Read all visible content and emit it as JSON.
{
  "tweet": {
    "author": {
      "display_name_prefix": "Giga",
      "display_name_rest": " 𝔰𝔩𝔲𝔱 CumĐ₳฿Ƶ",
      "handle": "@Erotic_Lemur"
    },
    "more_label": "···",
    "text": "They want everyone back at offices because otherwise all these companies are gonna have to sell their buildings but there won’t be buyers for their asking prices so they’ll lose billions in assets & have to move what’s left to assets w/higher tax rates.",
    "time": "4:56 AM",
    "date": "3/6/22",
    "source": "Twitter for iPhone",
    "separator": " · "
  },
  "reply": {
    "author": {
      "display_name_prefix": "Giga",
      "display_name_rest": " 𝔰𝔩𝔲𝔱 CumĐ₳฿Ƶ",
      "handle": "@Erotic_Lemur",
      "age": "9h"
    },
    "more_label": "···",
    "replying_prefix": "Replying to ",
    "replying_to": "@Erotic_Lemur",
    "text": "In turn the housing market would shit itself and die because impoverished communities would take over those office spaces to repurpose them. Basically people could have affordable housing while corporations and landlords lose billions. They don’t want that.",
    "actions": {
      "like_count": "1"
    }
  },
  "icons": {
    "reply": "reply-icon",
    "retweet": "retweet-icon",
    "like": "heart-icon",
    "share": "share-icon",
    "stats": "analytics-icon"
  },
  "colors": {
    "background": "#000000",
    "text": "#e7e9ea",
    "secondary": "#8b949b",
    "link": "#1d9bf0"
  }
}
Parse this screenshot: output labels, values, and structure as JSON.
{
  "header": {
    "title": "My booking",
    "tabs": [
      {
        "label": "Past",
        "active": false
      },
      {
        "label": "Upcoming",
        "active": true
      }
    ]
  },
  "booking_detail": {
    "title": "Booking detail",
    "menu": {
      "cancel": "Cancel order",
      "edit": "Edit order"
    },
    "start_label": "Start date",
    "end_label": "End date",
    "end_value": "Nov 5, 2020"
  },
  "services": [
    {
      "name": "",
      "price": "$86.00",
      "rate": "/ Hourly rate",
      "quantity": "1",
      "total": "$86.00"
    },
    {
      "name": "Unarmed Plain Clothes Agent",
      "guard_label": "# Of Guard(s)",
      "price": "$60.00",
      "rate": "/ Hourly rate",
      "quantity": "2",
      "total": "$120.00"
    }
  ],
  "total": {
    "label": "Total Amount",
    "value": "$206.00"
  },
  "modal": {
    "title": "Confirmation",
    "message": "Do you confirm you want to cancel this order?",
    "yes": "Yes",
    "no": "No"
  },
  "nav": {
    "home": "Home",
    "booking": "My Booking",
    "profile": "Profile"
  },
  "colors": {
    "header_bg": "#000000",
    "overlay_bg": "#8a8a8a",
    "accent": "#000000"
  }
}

==========

What to produce:
Return the listing above in full, character for character.

Exercise result:
Read all visible content and emit it as JSON.
{
  "tweet": {
    "author": {
      "display_name_prefix": "Giga",
      "display_name_rest": " 𝔰𝔩𝔲𝔱 CumĐ₳฿Ƶ",
      "handle": "@Erotic_Lemur"
    },
    "more_label": "···",
    "text": "They want everyone back at offices because otherwise all these companies are gonna have to sell their buildings but there won’t be buyers for their asking prices so they’ll lose billions in assets & have to move what’s left to assets w/higher tax rates.",
    "time": "4:56 AM",
    "date": "3/6/22",
    "source": "Twitter for iPhone",
    "separator": " · "
  },
  "reply": {
    "author": {
      "display_name_prefix": "Giga",
      "display_name_rest": " 𝔰𝔩𝔲𝔱 CumĐ₳฿Ƶ",
      "handle": "@Erotic_Lemur",
      "age": "9h"
    },
    "more_label": "···",
    "replying_prefix": "Replying to ",
    "replying_to": "@Erotic_Lemur",
    "text": "In turn the housing market would shit itself and die because impoverished communities would take over those office spaces to repurpose them. Basically people could have affordable housing while corporations and landlords lose billions. They don’t want that.",
    "actions": {
      "like_count": "1"
    }
  },
  "icons": {
    "reply": "reply-icon",
    "retweet": "retweet-icon",
    "like": "heart-icon",
    "share": "share-icon",
    "stats": "analytics-icon"
  },
  "colors": {
    "background": "#000000",
    "text": "#e7e9ea",
    "secondary": "#8b949b",
    "link": "#1d9bf0"
  }
}
Parse this screenshot: output labels, values, and structure as JSON.
{
  "header": {
    "title": "My booking",
    "tabs": [
      {
        "label": "Past",
        "active": false
      },
      {
        "label": "Upcoming",
        "active": true
      }
    ]
  },
  "booking_detail": {
    "title": "Booking detail",
    "menu": {
      "cancel": "Cancel order",
      "edit": "Edit order"
    },
    "start_label": "Start date",
    "end_label": "End date",
    "end_value": "Nov 5, 2020"
  },
  "services": [
    {
      "name": "",
      "price": "$86.00",
      "rate": "/ Hourly rate",
      "quantity": "1",
      "total": "$86.00"
    },
    {
      "name": "Unarmed Plain Clothes Agent",
      "guard_label": "# Of Guard(s)",
      "price": "$60.00",
      "rate": "/ Hourly rate",
      "quantity": "2",
      "total": "$120.00"
    }
  ],
  "total": {
    "label": "Total Amount",
    "value": "$206.00"
  },
  "modal": {
    "title": "Confirmation",
    "message": "Do you confirm you want to cancel this order?",
    "yes": "Yes",
    "no": "No"
  },
  "nav": {
    "home": "Home",
    "booking": "My Booking",
    "profile": "Profile"
  },
  "colors": {
    "header_bg": "#000000",
    "overlay_bg": "#8a8a8a",
    "accent": "#000000"
  }
}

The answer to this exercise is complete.